What is expected: Gather the lines from the material that contain "include".

====== Information shown ======

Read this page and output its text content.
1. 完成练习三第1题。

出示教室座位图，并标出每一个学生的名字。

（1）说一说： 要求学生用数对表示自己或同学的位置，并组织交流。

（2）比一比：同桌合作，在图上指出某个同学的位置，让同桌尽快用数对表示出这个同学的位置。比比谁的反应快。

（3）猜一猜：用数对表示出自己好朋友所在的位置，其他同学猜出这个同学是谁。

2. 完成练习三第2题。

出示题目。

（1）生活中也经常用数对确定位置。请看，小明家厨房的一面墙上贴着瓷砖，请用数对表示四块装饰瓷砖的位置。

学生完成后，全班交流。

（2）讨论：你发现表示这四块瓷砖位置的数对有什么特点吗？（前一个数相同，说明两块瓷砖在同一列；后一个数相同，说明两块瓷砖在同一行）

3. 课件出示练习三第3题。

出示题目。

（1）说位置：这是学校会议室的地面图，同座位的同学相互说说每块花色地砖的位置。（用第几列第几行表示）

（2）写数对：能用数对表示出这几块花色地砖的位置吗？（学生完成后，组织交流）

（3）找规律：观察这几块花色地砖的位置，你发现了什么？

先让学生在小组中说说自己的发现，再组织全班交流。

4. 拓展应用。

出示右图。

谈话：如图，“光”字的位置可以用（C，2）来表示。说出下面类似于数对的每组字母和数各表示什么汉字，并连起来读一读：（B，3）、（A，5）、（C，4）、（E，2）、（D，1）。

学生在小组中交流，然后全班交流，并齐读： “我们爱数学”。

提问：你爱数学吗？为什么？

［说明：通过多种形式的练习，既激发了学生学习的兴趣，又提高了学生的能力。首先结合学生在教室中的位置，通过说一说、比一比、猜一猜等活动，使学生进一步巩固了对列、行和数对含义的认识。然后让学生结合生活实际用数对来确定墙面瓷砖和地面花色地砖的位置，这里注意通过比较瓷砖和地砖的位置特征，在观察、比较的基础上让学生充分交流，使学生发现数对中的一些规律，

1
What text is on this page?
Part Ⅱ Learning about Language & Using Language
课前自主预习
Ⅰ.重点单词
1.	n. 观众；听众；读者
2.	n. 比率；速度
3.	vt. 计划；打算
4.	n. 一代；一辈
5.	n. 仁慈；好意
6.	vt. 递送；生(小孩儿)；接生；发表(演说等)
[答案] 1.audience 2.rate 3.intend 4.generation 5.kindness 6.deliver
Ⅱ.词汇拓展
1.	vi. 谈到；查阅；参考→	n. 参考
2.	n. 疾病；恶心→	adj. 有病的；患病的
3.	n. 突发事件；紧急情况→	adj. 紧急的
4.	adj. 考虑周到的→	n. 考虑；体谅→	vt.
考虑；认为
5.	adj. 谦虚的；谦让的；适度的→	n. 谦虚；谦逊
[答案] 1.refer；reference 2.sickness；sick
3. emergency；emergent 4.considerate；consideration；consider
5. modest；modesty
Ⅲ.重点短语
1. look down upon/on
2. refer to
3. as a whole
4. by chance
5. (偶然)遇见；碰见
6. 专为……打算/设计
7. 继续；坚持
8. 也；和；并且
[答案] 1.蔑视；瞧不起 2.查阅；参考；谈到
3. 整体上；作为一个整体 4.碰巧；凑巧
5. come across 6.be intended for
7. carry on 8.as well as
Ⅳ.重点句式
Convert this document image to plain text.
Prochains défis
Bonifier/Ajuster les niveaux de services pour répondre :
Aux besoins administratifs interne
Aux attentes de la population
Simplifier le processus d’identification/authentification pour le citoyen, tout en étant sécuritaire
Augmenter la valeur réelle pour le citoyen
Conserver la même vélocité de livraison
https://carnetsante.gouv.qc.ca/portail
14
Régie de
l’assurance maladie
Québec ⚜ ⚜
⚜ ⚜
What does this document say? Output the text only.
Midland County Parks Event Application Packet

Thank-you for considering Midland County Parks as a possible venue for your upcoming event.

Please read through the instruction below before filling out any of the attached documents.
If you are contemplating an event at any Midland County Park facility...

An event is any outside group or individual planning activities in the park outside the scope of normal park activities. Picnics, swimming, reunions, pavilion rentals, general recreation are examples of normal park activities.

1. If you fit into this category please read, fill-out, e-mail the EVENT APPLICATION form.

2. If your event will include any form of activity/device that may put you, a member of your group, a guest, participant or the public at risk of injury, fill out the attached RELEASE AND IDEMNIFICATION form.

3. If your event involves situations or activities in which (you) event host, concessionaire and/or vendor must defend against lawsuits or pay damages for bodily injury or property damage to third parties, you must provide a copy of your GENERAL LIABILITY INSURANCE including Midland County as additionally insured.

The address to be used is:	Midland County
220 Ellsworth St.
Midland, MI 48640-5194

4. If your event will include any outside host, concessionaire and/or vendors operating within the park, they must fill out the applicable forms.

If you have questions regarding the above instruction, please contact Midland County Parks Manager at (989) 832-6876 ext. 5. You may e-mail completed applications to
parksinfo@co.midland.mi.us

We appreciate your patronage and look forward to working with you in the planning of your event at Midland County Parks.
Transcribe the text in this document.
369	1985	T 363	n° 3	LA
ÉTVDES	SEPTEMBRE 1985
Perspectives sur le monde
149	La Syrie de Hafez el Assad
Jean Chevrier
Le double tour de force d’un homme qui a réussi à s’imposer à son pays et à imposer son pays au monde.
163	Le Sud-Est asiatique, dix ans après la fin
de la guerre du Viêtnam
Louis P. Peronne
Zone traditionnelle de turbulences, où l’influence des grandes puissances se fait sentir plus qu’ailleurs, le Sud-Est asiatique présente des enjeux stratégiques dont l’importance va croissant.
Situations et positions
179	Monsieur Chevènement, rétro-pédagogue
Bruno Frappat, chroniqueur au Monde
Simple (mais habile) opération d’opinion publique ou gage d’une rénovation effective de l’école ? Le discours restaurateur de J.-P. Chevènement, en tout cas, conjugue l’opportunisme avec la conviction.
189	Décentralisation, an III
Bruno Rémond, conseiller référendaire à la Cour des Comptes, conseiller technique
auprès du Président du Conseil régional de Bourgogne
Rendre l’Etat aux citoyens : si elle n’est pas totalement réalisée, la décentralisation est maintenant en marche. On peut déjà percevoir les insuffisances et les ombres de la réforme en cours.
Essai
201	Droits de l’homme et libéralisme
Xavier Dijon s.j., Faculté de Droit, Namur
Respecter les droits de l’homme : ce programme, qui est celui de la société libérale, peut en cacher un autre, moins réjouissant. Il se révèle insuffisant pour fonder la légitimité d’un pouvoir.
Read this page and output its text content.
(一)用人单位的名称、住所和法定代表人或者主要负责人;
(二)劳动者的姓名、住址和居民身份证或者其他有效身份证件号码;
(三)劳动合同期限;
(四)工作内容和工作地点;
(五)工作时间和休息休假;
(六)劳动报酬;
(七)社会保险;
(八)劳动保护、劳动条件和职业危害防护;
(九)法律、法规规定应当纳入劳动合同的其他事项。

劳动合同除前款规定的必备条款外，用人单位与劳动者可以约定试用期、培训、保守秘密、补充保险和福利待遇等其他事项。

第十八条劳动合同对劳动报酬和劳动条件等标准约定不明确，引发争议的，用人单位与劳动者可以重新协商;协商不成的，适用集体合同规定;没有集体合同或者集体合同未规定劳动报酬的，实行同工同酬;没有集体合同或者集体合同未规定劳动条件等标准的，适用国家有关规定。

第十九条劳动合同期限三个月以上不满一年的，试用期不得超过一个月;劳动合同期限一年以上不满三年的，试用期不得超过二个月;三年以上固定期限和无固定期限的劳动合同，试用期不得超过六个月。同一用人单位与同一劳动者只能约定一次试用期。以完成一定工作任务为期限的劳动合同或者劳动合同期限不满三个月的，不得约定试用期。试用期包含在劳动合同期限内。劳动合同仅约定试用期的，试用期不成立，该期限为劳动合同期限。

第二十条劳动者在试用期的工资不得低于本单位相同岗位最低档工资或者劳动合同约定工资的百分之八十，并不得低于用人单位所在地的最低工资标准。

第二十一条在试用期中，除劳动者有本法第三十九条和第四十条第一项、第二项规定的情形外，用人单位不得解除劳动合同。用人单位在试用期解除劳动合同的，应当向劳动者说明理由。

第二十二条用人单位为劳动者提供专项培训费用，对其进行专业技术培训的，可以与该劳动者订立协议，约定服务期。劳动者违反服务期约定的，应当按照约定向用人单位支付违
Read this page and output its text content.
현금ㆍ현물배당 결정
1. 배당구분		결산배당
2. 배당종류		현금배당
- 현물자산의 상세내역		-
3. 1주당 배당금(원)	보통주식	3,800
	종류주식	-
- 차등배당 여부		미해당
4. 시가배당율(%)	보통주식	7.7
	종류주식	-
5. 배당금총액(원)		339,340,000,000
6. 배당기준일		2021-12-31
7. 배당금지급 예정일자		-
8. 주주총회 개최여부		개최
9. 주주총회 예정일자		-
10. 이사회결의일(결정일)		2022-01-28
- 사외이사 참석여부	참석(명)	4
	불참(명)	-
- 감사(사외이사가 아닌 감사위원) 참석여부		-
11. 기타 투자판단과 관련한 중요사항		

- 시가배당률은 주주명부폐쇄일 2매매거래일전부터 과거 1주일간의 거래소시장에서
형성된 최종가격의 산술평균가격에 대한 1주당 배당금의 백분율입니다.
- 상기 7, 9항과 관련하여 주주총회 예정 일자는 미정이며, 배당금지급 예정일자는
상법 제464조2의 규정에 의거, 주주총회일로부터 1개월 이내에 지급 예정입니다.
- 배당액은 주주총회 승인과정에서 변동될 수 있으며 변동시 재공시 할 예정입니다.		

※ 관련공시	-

======

Correct response:
2. If your event will include any form of activity/device that may put you, a member of your group, a guest, participant or the public at risk of injury, fill out the attached RELEASE AND IDEMNIFICATION form.
4. If your event will include any outside host, concessionaire and/or vendors operating within the park, they must fill out the applicable forms.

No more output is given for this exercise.